"""

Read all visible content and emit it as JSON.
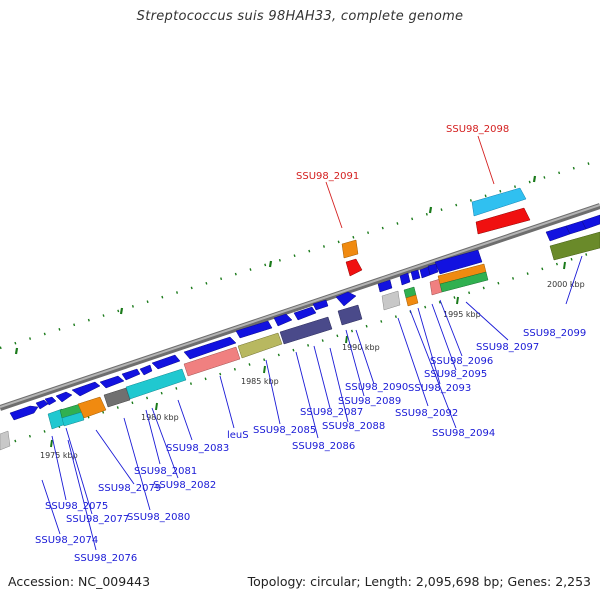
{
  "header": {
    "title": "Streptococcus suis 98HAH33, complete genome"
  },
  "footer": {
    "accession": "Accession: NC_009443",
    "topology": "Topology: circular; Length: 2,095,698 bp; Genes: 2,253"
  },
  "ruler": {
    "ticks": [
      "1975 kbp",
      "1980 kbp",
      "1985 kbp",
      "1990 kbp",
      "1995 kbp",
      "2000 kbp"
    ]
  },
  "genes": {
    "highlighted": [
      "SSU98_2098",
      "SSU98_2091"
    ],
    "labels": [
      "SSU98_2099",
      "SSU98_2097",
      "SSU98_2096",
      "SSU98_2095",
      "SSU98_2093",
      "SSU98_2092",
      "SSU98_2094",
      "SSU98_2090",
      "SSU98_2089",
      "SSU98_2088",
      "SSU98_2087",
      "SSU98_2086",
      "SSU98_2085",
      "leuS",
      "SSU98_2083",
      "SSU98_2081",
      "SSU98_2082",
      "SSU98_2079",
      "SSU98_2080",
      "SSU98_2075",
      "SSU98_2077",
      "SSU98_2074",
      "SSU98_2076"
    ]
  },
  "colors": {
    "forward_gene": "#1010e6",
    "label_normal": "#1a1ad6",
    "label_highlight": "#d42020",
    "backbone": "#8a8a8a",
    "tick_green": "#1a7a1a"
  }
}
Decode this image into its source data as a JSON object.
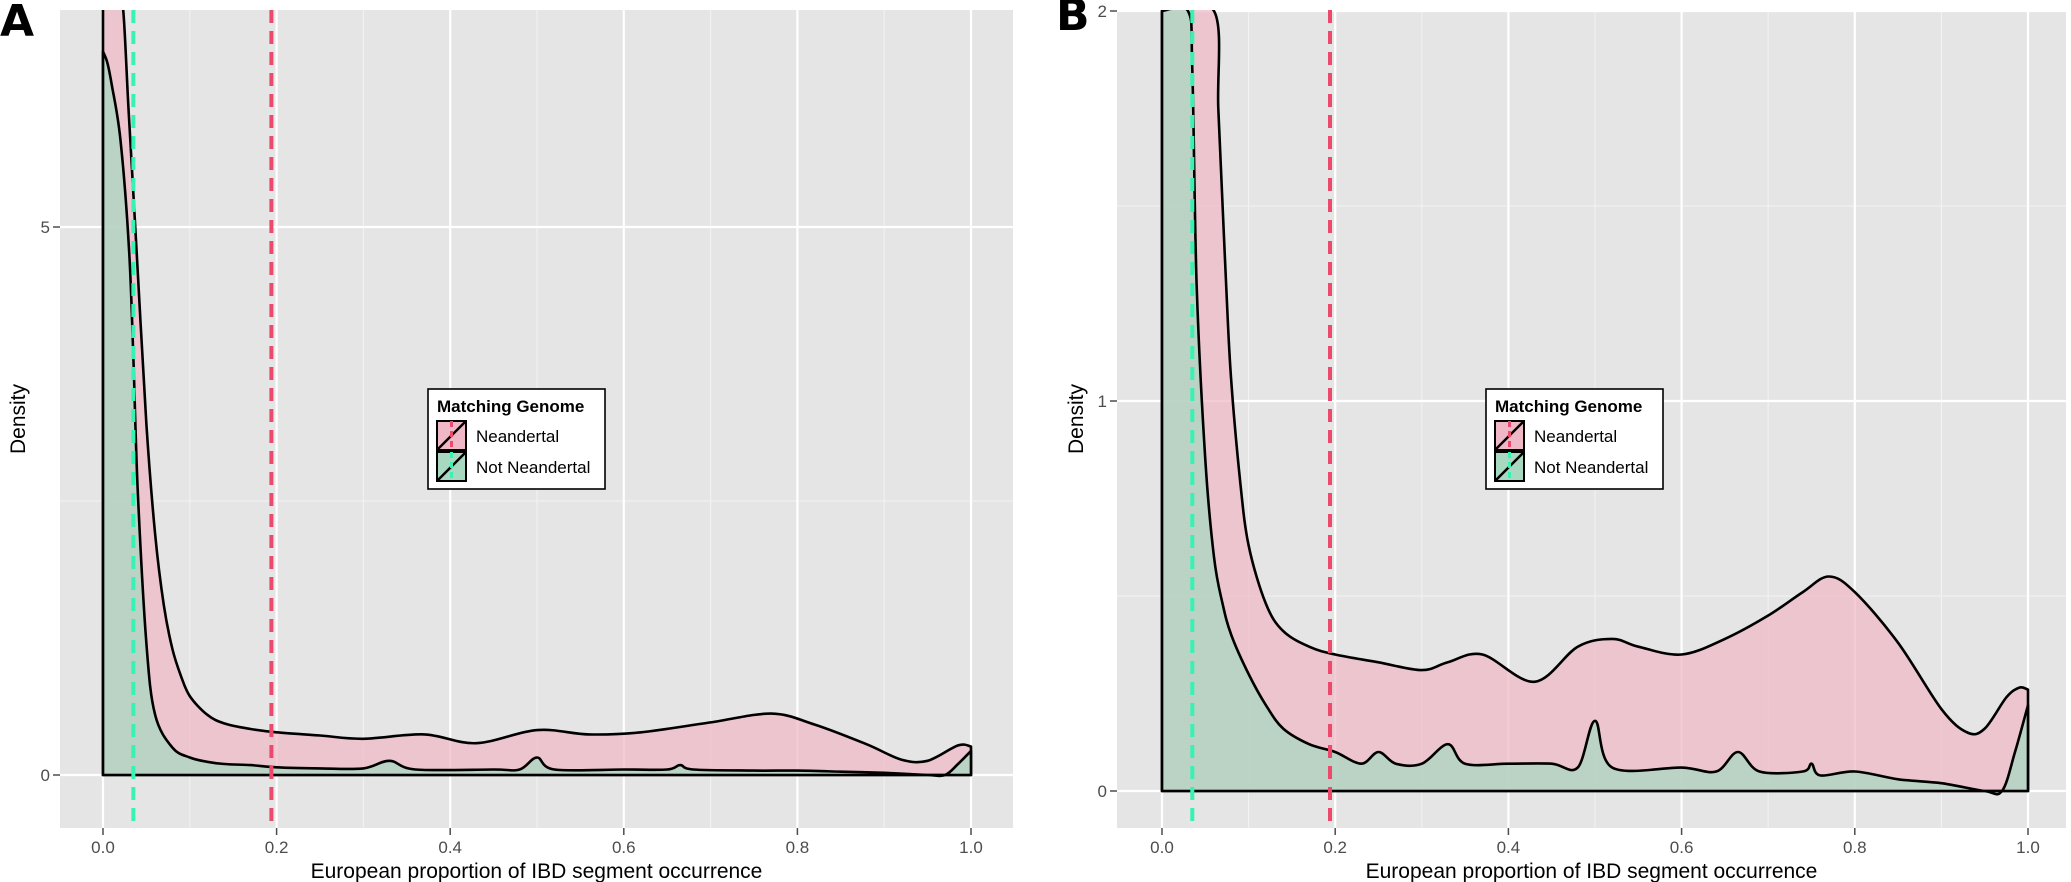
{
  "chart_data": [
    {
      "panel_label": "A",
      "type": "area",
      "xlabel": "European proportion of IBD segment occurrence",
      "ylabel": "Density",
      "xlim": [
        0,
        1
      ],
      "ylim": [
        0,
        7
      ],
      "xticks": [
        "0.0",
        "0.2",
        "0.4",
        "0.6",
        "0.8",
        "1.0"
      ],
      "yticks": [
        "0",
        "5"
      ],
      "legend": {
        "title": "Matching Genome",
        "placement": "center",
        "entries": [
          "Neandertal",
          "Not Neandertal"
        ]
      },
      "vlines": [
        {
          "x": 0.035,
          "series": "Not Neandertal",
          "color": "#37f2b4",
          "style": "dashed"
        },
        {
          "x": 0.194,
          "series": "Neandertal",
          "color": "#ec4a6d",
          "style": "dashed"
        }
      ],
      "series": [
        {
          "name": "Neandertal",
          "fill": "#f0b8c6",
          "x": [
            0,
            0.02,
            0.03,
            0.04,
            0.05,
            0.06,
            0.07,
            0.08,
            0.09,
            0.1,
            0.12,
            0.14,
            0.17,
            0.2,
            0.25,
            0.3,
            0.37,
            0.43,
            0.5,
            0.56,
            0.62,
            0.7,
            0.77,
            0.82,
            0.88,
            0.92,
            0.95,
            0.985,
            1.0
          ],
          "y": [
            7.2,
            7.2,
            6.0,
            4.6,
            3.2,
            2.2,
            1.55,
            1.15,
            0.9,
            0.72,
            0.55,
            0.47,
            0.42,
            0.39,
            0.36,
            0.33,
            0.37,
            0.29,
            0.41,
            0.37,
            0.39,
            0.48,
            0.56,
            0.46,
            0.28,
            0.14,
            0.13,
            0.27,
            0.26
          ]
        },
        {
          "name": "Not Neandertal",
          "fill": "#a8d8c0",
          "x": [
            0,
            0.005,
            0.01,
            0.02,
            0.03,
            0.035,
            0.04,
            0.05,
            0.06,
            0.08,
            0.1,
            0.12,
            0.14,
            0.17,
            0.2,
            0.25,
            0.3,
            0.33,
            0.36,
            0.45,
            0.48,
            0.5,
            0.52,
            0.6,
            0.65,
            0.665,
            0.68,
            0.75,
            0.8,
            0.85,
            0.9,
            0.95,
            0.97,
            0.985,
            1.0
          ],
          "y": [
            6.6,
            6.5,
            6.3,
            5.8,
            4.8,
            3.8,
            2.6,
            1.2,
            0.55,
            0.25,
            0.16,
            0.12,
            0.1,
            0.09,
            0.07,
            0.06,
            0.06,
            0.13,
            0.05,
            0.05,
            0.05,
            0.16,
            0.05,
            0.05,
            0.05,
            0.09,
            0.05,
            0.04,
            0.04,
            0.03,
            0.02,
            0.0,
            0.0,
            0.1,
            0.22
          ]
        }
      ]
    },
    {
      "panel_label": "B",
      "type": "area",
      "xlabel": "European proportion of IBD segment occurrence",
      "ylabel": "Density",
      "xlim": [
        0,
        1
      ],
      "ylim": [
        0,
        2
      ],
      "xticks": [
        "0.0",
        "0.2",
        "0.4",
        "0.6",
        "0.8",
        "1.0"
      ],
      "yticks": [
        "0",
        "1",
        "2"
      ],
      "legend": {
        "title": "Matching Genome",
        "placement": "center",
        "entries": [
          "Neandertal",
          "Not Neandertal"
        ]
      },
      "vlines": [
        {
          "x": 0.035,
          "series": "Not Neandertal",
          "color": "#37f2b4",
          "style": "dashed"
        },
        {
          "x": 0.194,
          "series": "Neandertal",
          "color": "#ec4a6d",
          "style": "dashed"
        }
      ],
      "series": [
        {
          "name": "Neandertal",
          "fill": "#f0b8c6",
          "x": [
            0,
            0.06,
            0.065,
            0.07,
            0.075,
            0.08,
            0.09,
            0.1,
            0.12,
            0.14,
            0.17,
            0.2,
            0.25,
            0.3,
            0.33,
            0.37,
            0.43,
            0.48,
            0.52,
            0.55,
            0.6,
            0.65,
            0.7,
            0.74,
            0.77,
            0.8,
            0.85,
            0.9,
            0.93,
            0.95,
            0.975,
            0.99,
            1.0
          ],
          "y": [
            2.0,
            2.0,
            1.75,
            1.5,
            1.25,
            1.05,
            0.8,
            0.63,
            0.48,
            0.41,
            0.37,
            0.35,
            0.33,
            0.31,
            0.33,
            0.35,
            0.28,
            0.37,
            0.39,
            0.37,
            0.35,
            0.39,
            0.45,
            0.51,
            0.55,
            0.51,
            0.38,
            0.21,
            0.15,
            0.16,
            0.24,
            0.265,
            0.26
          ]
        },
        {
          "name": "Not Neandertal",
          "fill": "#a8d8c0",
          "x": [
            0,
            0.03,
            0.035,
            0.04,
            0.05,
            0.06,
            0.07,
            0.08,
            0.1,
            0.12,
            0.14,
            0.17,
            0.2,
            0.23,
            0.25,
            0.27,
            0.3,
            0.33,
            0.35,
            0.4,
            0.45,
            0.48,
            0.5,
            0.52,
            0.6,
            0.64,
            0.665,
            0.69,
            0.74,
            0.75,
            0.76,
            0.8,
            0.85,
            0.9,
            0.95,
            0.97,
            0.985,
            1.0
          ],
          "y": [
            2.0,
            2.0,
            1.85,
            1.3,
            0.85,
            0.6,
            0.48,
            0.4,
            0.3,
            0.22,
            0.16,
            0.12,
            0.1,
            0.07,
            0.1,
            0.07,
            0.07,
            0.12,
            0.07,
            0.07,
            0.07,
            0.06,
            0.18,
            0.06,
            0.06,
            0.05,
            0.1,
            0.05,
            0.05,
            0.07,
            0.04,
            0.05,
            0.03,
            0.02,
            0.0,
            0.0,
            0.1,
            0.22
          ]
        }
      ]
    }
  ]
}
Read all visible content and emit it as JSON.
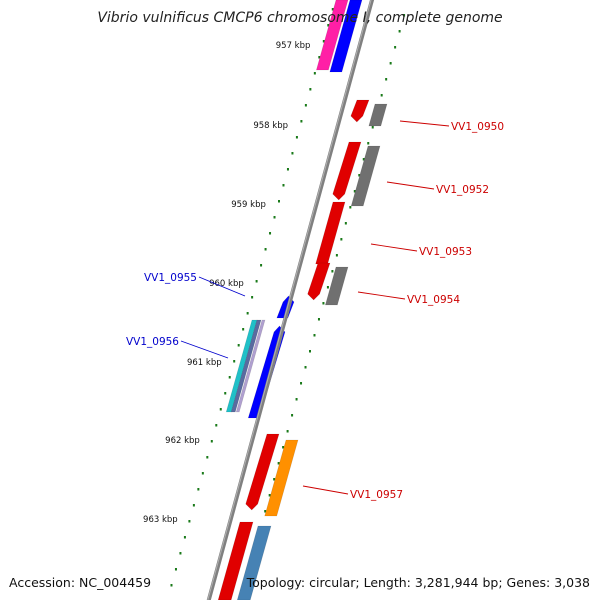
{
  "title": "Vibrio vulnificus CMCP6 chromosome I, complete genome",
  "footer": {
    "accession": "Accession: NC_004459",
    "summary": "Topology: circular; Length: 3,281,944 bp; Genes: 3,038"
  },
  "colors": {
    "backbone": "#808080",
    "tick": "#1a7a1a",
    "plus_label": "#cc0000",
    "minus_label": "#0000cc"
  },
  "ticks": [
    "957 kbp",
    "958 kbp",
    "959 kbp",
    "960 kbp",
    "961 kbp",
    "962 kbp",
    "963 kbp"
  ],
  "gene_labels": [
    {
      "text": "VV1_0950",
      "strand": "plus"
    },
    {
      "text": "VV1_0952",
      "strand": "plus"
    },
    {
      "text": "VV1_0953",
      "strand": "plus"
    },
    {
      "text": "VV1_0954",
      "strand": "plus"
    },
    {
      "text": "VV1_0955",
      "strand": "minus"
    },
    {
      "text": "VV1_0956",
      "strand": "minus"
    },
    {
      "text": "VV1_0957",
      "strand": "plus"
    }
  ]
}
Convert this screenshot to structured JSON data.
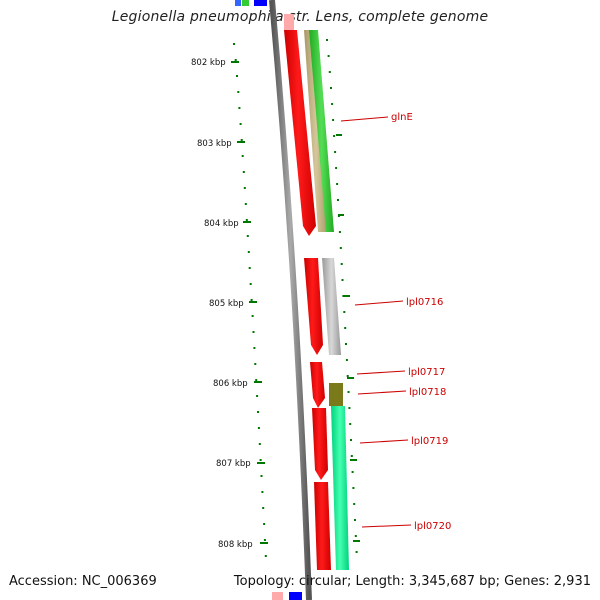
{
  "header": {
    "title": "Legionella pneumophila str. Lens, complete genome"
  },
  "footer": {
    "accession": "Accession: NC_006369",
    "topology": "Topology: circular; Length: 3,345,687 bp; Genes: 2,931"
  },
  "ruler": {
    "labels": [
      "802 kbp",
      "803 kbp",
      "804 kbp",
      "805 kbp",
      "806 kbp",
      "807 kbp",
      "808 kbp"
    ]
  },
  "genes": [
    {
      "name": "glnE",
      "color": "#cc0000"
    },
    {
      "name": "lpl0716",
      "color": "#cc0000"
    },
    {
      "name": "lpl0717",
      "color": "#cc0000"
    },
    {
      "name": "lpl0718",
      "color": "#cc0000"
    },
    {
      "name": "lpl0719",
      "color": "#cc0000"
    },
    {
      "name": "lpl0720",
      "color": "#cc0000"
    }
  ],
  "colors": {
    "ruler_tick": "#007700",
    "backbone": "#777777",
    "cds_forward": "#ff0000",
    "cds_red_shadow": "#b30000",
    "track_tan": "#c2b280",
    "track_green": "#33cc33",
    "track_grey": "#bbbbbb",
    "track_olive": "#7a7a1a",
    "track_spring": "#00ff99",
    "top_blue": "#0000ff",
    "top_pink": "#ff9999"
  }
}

"""

=== WHAT YOU HAVE TO DO ===
Scan the lines above for the word "backbone". Return each one that has it.

=== RESPONSE ===
    "backbone": "#8a8a8a",
    "backbone": "#808080",
    "backbone": "#777777",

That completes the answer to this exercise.